[start of Records shown]

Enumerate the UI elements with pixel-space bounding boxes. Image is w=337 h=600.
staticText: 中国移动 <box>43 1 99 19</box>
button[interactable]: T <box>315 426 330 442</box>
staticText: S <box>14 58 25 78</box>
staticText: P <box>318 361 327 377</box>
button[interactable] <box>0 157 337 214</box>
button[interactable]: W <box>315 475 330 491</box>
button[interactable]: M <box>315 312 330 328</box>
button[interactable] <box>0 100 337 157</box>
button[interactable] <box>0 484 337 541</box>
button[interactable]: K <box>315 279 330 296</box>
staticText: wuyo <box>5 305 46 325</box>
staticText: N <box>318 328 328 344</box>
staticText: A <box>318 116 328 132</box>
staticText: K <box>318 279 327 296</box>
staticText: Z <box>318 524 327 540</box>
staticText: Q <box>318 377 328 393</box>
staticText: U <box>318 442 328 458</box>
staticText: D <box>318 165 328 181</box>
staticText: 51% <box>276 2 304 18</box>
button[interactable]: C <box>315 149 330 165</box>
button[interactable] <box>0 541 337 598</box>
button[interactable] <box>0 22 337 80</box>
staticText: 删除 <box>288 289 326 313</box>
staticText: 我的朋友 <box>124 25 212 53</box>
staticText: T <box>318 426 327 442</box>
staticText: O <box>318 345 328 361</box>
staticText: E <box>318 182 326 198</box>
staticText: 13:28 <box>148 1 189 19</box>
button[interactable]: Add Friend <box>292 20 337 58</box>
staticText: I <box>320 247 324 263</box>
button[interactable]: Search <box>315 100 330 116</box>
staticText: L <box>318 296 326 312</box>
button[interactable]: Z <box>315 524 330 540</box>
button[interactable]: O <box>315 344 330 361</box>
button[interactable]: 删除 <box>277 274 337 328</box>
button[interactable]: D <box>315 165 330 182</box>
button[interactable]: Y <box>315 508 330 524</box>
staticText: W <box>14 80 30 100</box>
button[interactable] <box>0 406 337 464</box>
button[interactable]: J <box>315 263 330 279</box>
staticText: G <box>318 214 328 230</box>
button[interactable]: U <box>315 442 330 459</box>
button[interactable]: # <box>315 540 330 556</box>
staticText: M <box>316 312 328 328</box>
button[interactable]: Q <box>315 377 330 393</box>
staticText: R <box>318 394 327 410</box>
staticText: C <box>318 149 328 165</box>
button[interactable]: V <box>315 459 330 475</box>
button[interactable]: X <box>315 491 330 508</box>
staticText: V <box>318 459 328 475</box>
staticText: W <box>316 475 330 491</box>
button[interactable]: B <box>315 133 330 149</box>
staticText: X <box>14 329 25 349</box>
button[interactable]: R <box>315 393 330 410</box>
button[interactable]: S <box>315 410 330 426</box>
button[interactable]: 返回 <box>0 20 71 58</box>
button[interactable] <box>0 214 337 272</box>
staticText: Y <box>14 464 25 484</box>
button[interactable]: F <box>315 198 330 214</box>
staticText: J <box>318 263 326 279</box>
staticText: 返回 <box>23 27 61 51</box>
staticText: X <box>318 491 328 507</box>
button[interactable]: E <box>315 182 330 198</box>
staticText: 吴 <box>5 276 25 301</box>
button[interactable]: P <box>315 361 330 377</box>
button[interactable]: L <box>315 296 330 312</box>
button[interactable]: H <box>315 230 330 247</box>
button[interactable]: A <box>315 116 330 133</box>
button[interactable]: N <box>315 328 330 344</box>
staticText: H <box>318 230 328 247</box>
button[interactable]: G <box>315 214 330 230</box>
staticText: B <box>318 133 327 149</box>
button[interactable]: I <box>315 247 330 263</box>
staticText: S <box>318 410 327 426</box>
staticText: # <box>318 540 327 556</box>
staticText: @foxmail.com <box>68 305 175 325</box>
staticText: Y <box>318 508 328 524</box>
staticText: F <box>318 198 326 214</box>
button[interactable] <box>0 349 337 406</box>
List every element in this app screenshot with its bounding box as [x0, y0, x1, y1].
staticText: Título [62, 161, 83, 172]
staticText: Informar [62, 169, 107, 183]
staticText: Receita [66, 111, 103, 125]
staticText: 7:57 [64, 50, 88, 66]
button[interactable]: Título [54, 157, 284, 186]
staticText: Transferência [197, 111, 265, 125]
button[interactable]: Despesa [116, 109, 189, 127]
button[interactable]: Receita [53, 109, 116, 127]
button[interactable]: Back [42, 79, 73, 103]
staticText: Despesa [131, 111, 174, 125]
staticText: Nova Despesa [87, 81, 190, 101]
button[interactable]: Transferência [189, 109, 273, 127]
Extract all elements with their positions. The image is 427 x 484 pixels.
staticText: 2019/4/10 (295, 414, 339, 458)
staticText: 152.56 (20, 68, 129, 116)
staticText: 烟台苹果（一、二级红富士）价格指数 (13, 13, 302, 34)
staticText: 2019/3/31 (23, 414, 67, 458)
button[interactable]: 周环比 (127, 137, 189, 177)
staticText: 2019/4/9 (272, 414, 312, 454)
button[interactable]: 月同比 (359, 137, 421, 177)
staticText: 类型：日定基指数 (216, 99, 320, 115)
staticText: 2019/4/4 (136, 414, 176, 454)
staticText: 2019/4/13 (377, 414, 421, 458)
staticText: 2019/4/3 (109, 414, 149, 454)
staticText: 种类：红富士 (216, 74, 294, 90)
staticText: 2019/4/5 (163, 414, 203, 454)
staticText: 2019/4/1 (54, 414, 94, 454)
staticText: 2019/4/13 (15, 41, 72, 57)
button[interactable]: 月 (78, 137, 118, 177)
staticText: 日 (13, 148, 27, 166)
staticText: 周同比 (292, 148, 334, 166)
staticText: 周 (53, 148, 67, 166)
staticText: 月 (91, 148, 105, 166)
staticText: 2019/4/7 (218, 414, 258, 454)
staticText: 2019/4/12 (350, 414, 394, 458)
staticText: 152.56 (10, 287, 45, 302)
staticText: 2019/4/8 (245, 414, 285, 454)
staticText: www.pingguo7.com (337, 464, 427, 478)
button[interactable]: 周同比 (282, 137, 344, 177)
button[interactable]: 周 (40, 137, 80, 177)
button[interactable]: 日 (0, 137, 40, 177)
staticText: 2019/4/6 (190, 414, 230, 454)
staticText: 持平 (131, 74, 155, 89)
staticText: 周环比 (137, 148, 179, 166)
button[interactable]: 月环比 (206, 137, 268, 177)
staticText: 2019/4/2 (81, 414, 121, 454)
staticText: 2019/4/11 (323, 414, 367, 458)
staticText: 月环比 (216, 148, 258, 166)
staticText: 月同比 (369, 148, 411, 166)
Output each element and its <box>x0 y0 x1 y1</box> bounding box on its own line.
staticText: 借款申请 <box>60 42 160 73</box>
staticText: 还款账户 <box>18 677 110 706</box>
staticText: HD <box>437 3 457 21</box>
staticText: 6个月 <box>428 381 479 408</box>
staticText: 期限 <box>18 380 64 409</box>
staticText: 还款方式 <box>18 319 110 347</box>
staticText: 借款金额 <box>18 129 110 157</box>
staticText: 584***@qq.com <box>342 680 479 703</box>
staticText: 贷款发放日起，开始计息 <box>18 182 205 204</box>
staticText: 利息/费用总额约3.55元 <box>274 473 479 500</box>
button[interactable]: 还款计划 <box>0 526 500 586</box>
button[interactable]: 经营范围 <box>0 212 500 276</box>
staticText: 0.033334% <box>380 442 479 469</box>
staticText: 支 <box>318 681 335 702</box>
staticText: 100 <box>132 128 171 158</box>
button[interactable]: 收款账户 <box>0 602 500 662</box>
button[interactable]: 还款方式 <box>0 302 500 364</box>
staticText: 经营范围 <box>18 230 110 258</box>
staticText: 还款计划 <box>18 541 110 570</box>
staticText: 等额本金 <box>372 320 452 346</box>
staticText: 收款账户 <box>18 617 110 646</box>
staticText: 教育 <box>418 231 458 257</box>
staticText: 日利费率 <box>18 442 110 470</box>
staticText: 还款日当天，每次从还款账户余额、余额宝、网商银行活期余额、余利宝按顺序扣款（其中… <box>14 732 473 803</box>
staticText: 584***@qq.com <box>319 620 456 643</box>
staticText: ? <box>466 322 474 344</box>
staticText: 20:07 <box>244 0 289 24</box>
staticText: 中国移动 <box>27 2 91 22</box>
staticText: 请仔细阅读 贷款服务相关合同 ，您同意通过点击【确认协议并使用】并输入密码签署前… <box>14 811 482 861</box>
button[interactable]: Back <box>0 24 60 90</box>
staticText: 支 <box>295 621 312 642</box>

[end of Records shown]

Reproduce the records character for character, from their first line up to and including the line that contains "button[interactable]: M <box>315".

Enumerate the UI elements with pixel-space bounding boxes. Image is w=337 h=600.
staticText: 中国移动 <box>43 1 99 19</box>
button[interactable]: T <box>315 426 330 442</box>
staticText: S <box>14 58 25 78</box>
staticText: P <box>318 361 327 377</box>
button[interactable] <box>0 157 337 214</box>
button[interactable]: W <box>315 475 330 491</box>
button[interactable]: M <box>315 312 330 328</box>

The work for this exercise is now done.